TASK TO COMPLETE :: Locate and copy all lines bearing the word "screenshot".

MATERIAL ::
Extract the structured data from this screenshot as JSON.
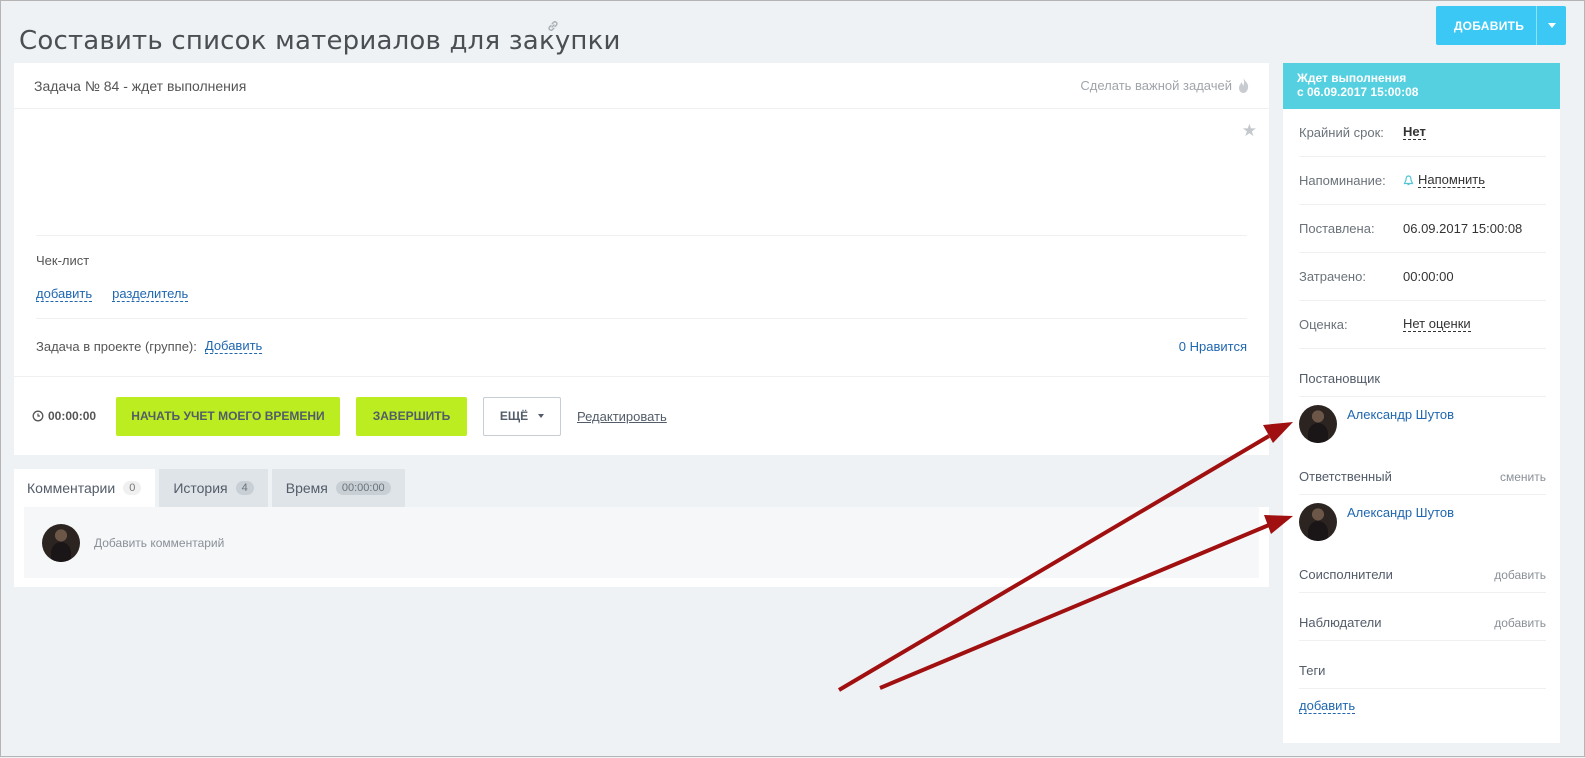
{
  "page": {
    "title": "Составить список материалов для закупки"
  },
  "header": {
    "add_button": "ДОБАВИТЬ"
  },
  "task": {
    "status_line": "Задача № 84 - ждет выполнения",
    "make_important": "Сделать важной задачей",
    "checklist_title": "Чек-лист",
    "checklist_add": "добавить",
    "checklist_separator": "разделитель",
    "project_label": "Задача в проекте (группе):",
    "project_add": "Добавить",
    "likes": "0 Нравится",
    "timer": "00:00:00",
    "start_button": "НАЧАТЬ УЧЕТ МОЕГО ВРЕМЕНИ",
    "finish_button": "ЗАВЕРШИТЬ",
    "more_button": "ЕЩЁ",
    "edit_link": "Редактировать"
  },
  "tabs": [
    {
      "label": "Комментарии",
      "count": "0"
    },
    {
      "label": "История",
      "count": "4"
    },
    {
      "label": "Время",
      "count": "00:00:00"
    }
  ],
  "comments": {
    "placeholder": "Добавить комментарий"
  },
  "sidebar": {
    "status_title": "Ждет выполнения",
    "status_since": "с 06.09.2017 15:00:08",
    "deadline_label": "Крайний срок:",
    "deadline_value": "Нет",
    "reminder_label": "Напоминание:",
    "reminder_value": "Напомнить",
    "created_label": "Поставлена:",
    "created_value": "06.09.2017 15:00:08",
    "spent_label": "Затрачено:",
    "spent_value": "00:00:00",
    "rating_label": "Оценка:",
    "rating_value": "Нет оценки",
    "creator_title": "Постановщик",
    "creator_name": "Александр Шутов",
    "responsible_title": "Ответственный",
    "responsible_change": "сменить",
    "responsible_name": "Александр Шутов",
    "coexecutors_title": "Соисполнители",
    "coexecutors_add": "добавить",
    "observers_title": "Наблюдатели",
    "observers_add": "добавить",
    "tags_title": "Теги",
    "tags_add": "добавить"
  },
  "colors": {
    "accent_blue": "#3bc8f5",
    "status_header": "#55d0e0",
    "green_button": "#bbed21",
    "annotation_arrow": "#a01010"
  }
}
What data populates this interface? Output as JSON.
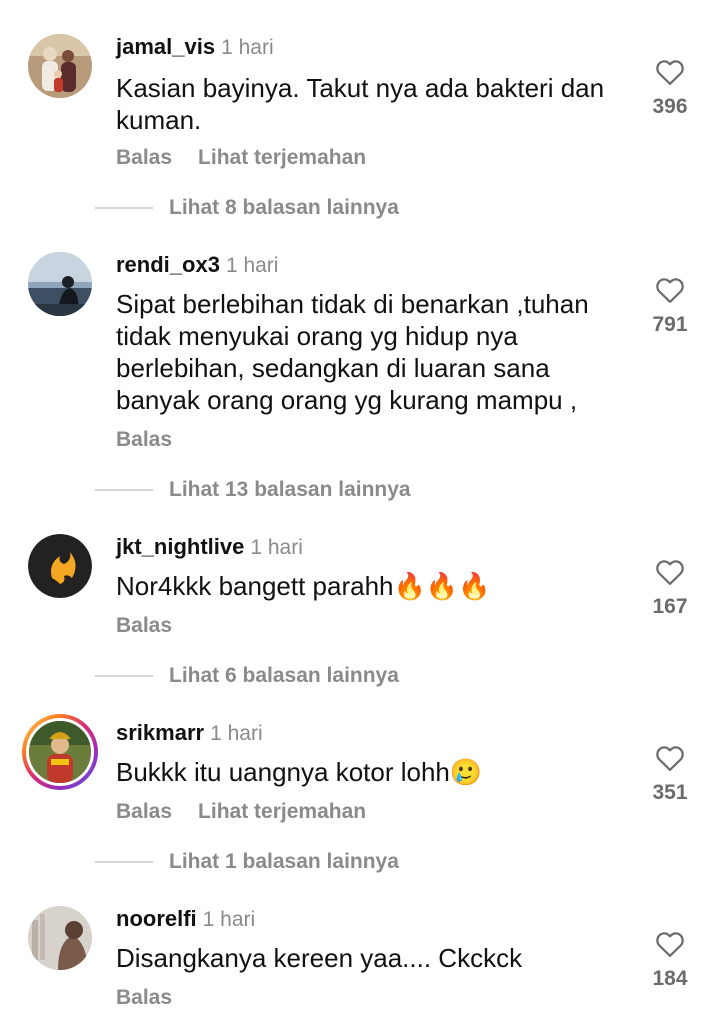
{
  "common": {
    "reply_label": "Balas",
    "translate_label": "Lihat terjemahan"
  },
  "comments": [
    {
      "username": "jamal_vis",
      "time": "1 hari",
      "text": "Kasian bayinya. Takut nya ada bakteri dan kuman.",
      "likes": "396",
      "replies_label": "Lihat 8 balasan lainnya"
    },
    {
      "username": "rendi_ox3",
      "time": "1 hari",
      "text": "Sipat berlebihan tidak di benarkan ,tuhan tidak menyukai orang yg hidup nya berlebihan, sedangkan di luaran sana banyak orang orang yg kurang mampu ,",
      "likes": "791",
      "replies_label": "Lihat 13 balasan lainnya"
    },
    {
      "username": "jkt_nightlive",
      "time": "1 hari",
      "text": "Nor4kkk bangett parahh🔥🔥🔥",
      "likes": "167",
      "replies_label": "Lihat 6 balasan lainnya"
    },
    {
      "username": "srikmarr",
      "time": "1 hari",
      "text": "Bukkk itu uangnya kotor lohh🥲",
      "likes": "351",
      "replies_label": "Lihat 1 balasan lainnya"
    },
    {
      "username": "noorelfi",
      "time": "1 hari",
      "text": "Disangkanya kereen yaa.... Ckckck",
      "likes": "184"
    }
  ],
  "icons": {
    "like": "heart-outline-icon",
    "flame": "fire-emoji",
    "sad": "crying-face-emoji"
  },
  "colors": {
    "secondary_text": "#8a8a8a",
    "divider": "#d4d4d4",
    "story_ring": [
      "#feda75",
      "#fa7e1e",
      "#d62976",
      "#962fbf",
      "#4f5bd5"
    ]
  }
}
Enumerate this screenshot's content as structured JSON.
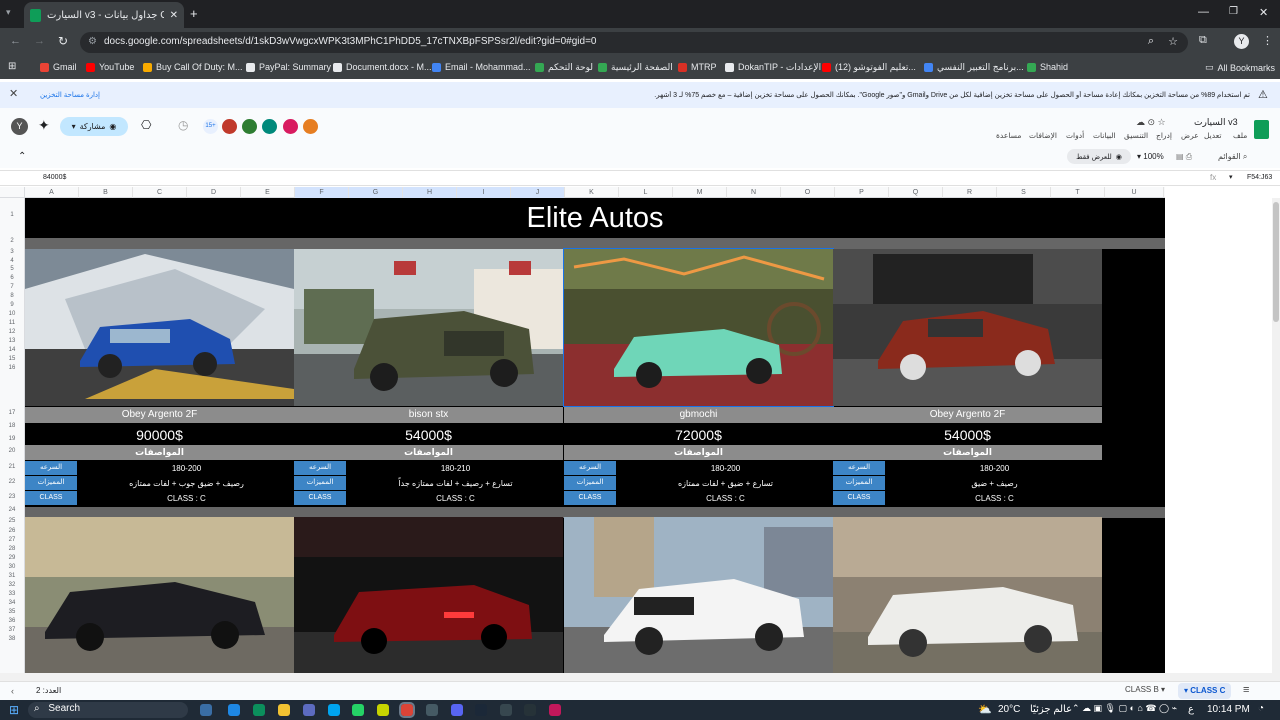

THE OUTPUT ::
Extract the structured data from this screenshot as JSON.
Enumerate this screenshot's content as structured JSON.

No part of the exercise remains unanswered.